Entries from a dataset
○ ○ ○

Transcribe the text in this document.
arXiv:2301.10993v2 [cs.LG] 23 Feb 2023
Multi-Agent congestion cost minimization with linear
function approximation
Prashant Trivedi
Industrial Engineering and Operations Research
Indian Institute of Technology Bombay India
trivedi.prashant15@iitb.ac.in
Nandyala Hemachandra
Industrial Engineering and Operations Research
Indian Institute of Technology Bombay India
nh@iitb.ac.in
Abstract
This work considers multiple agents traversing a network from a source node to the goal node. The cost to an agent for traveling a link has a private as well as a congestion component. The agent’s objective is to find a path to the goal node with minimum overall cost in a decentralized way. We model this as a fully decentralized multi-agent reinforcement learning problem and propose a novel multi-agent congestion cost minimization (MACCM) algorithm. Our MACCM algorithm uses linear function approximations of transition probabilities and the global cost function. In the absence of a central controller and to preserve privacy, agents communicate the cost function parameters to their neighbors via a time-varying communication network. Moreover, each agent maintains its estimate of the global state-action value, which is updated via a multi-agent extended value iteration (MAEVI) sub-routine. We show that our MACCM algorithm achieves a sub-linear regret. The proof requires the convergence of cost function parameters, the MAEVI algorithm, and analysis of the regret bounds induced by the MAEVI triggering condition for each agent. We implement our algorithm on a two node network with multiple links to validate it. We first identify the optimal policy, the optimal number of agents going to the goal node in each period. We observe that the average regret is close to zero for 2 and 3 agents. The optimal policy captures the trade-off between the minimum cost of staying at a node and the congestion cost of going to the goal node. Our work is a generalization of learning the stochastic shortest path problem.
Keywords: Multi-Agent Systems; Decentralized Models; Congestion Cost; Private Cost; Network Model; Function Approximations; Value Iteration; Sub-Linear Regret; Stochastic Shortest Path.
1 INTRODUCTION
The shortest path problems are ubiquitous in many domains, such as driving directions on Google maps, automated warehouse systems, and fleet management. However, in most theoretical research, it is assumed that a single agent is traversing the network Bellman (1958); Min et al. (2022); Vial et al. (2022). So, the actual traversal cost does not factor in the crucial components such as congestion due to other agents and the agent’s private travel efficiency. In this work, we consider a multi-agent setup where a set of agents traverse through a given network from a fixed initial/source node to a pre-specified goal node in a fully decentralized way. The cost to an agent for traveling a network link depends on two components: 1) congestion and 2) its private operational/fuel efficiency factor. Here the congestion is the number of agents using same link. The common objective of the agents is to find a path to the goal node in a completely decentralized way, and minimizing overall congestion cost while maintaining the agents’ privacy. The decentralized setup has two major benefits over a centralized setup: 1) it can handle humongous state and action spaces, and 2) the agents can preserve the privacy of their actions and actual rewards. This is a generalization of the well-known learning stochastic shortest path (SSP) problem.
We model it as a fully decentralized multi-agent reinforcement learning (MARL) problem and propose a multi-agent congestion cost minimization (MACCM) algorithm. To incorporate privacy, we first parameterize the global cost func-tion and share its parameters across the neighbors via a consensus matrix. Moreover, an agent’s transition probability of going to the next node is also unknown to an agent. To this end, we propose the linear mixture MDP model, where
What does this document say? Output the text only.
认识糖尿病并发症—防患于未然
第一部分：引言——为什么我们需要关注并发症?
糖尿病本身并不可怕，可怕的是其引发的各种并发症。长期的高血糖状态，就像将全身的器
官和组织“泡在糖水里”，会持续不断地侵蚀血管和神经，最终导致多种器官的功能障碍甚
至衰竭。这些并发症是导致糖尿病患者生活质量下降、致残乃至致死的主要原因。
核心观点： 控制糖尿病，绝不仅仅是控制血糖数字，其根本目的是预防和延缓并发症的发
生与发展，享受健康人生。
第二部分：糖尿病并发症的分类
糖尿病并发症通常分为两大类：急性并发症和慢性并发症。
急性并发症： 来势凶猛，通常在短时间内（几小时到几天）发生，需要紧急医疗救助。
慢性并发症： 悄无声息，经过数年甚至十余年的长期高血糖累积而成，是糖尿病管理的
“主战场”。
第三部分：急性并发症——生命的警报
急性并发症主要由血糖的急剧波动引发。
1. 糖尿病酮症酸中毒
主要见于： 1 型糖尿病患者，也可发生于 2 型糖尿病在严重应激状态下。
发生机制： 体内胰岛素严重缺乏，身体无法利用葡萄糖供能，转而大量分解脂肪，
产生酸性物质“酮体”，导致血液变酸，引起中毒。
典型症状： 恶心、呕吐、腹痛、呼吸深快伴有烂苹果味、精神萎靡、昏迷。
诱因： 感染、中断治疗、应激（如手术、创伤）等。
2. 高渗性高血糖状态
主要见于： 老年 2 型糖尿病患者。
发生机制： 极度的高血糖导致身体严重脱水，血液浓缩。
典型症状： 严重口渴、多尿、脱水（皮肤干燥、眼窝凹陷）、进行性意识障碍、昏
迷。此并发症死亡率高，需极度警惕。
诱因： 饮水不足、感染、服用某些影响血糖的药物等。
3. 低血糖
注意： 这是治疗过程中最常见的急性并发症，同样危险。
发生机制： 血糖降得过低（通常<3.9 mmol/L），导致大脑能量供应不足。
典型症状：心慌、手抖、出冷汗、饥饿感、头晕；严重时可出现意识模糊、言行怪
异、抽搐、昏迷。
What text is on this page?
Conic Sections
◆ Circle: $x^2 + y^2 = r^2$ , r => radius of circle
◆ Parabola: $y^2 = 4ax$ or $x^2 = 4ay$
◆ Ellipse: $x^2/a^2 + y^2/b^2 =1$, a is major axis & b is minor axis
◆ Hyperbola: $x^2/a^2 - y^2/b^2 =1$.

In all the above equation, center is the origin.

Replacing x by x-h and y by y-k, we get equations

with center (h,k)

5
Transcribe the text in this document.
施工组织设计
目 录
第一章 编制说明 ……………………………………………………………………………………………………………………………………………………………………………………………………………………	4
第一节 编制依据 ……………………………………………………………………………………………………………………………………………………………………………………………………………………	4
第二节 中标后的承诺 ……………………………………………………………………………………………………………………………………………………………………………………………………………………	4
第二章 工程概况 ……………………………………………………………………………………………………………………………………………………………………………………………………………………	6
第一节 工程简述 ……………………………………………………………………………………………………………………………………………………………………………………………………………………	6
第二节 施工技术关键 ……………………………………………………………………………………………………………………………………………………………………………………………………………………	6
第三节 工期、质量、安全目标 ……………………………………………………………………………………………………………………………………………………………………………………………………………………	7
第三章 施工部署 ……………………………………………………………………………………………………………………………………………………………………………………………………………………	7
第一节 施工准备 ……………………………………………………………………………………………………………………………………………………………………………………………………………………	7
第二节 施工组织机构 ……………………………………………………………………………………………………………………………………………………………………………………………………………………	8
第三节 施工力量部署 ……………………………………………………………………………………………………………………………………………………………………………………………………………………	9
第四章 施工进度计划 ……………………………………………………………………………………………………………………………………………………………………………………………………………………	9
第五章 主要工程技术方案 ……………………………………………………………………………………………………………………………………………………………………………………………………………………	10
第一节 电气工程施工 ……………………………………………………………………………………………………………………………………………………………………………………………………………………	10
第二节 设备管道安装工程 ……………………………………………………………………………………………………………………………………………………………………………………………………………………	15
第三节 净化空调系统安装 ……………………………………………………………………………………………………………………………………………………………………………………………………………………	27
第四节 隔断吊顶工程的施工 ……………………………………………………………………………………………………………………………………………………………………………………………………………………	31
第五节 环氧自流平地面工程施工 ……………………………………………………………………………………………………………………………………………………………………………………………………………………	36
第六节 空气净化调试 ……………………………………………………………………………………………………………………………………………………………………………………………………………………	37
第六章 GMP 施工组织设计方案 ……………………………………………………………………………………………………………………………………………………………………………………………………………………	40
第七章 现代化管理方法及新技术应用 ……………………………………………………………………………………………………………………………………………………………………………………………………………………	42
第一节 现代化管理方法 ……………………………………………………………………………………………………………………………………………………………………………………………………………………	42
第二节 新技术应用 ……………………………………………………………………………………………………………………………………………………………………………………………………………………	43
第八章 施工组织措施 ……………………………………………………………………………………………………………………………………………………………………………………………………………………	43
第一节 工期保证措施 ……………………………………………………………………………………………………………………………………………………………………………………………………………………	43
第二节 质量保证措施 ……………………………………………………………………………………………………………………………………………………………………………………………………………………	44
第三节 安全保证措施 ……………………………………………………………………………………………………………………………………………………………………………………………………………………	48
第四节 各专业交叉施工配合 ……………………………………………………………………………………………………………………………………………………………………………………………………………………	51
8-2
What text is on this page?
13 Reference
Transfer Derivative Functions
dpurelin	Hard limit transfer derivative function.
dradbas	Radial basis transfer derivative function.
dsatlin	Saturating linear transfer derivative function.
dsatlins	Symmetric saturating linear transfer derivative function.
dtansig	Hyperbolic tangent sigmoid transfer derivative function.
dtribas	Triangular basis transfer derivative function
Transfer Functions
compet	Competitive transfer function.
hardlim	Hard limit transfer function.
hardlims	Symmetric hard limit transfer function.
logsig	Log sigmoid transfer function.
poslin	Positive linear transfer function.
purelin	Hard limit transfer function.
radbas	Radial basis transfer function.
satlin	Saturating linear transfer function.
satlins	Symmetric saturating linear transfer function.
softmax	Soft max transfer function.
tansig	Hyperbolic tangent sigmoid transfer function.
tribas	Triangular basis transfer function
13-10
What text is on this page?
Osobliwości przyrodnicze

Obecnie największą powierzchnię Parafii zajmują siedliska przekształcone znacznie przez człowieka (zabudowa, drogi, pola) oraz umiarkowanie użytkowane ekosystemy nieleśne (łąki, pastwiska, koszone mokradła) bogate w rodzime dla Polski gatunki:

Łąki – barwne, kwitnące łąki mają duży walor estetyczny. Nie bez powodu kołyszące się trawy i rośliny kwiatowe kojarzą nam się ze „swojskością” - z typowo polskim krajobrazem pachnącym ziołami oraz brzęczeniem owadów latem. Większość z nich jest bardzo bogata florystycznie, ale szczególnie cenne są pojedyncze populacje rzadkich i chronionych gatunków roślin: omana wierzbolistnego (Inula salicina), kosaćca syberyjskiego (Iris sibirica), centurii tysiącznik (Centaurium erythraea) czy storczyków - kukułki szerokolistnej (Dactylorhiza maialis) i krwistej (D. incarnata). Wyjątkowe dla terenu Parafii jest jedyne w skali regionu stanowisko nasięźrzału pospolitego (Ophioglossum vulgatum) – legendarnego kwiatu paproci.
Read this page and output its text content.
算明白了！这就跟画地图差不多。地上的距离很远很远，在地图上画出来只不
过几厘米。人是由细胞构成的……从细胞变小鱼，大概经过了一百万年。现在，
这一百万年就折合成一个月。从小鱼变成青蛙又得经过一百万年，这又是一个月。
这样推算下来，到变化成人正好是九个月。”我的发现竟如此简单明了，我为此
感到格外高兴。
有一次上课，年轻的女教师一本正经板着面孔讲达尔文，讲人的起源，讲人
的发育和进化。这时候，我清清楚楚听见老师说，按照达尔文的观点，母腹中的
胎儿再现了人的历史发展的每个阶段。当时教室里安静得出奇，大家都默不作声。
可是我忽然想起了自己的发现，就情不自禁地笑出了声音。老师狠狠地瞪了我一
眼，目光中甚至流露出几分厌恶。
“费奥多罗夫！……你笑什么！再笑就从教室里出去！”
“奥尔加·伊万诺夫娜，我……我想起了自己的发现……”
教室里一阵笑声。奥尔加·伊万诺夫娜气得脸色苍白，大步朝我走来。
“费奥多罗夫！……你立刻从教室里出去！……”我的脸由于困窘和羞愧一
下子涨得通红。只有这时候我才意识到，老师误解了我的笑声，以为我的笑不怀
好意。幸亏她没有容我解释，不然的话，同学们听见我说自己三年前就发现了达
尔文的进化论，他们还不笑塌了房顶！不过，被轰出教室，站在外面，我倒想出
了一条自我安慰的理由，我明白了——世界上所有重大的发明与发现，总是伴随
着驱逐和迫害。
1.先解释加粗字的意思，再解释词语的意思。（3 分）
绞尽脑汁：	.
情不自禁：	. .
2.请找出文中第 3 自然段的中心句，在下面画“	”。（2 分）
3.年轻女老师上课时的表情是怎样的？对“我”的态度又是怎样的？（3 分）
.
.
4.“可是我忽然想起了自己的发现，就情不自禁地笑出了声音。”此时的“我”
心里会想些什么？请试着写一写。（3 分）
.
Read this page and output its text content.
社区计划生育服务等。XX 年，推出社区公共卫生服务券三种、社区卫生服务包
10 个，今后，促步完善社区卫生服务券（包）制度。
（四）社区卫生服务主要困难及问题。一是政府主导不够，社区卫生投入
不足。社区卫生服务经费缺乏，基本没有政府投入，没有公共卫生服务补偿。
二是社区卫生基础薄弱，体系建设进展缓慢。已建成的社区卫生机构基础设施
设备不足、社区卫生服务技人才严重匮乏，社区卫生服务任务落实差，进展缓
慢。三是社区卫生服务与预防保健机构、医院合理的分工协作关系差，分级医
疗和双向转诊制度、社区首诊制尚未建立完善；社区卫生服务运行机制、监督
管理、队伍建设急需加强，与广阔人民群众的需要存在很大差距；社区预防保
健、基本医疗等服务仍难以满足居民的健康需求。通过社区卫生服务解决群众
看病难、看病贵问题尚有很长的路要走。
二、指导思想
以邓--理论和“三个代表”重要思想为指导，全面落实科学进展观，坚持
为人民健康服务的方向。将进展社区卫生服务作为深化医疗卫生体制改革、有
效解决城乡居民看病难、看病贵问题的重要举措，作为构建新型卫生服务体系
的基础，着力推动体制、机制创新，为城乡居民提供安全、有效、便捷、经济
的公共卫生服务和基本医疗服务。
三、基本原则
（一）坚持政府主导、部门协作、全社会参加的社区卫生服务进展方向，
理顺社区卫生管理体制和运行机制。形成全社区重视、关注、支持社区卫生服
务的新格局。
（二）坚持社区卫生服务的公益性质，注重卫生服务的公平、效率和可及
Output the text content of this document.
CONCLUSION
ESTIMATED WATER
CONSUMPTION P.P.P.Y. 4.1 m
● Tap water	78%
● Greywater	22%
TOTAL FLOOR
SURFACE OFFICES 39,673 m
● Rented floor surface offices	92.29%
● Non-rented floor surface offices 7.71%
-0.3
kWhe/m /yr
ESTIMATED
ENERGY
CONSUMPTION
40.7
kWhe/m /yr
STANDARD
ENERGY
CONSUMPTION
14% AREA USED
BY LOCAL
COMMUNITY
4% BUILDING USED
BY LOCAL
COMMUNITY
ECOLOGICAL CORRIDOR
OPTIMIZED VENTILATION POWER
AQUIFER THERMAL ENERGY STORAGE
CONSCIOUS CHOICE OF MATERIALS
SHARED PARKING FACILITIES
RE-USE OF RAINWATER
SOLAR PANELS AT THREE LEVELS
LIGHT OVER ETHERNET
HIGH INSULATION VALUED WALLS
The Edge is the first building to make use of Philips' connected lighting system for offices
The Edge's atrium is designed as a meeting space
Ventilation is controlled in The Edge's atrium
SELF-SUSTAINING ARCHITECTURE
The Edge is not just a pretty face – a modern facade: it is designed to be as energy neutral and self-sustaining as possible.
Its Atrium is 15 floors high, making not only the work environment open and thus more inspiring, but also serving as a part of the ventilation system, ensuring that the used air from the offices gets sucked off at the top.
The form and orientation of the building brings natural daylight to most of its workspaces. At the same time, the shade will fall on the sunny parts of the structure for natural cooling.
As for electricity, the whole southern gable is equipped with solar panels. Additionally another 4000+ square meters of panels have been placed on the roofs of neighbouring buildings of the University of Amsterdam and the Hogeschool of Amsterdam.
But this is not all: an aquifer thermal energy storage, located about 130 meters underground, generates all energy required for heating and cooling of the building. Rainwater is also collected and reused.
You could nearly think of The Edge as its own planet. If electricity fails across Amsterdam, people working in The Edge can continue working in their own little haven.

○ ○ ○

Determine how many lines include the string "major". Give no answer but the number.

2